§ WHAT THE TASK REQUIRES
List every line below that contains the string "label". Case counts.
## start EXTRACTED ENTRIES
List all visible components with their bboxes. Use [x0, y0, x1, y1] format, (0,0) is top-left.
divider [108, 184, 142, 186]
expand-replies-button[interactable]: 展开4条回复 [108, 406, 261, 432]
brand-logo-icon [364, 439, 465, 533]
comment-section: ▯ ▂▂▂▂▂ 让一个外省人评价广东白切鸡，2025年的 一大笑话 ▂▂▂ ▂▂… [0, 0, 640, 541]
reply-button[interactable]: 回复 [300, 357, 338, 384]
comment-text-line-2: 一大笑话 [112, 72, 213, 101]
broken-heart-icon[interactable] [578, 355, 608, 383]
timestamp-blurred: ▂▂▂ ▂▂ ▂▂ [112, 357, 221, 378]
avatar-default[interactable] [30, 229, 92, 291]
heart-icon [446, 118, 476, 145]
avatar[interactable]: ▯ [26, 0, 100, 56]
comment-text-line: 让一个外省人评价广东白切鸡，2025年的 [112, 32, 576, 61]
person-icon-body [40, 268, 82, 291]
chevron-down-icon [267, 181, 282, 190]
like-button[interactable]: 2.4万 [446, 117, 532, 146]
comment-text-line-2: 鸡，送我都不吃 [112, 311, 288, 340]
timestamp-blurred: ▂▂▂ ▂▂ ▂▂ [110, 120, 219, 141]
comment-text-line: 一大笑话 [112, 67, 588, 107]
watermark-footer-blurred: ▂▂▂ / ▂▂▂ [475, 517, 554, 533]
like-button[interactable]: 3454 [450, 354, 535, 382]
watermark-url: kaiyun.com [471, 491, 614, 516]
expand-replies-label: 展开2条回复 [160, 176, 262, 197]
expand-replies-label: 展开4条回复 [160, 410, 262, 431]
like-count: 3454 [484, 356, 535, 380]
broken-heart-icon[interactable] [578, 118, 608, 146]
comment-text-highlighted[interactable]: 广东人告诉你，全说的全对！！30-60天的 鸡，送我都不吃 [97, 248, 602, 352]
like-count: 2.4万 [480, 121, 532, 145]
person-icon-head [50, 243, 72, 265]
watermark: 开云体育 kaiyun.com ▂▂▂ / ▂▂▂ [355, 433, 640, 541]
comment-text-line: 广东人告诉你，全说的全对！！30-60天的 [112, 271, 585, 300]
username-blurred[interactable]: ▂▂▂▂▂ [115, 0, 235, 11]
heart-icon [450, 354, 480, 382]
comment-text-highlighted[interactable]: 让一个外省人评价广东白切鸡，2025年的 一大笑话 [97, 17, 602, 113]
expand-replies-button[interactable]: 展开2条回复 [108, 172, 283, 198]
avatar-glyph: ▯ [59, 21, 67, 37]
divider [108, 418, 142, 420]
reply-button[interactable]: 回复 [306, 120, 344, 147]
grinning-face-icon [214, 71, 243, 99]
## end EXTRACTED ENTRIES
§ EXERCISE RESPONSE
expand-replies-label: 展开2条回复 [160, 176, 262, 197]
expand-replies-label: 展开4条回复 [160, 410, 262, 431]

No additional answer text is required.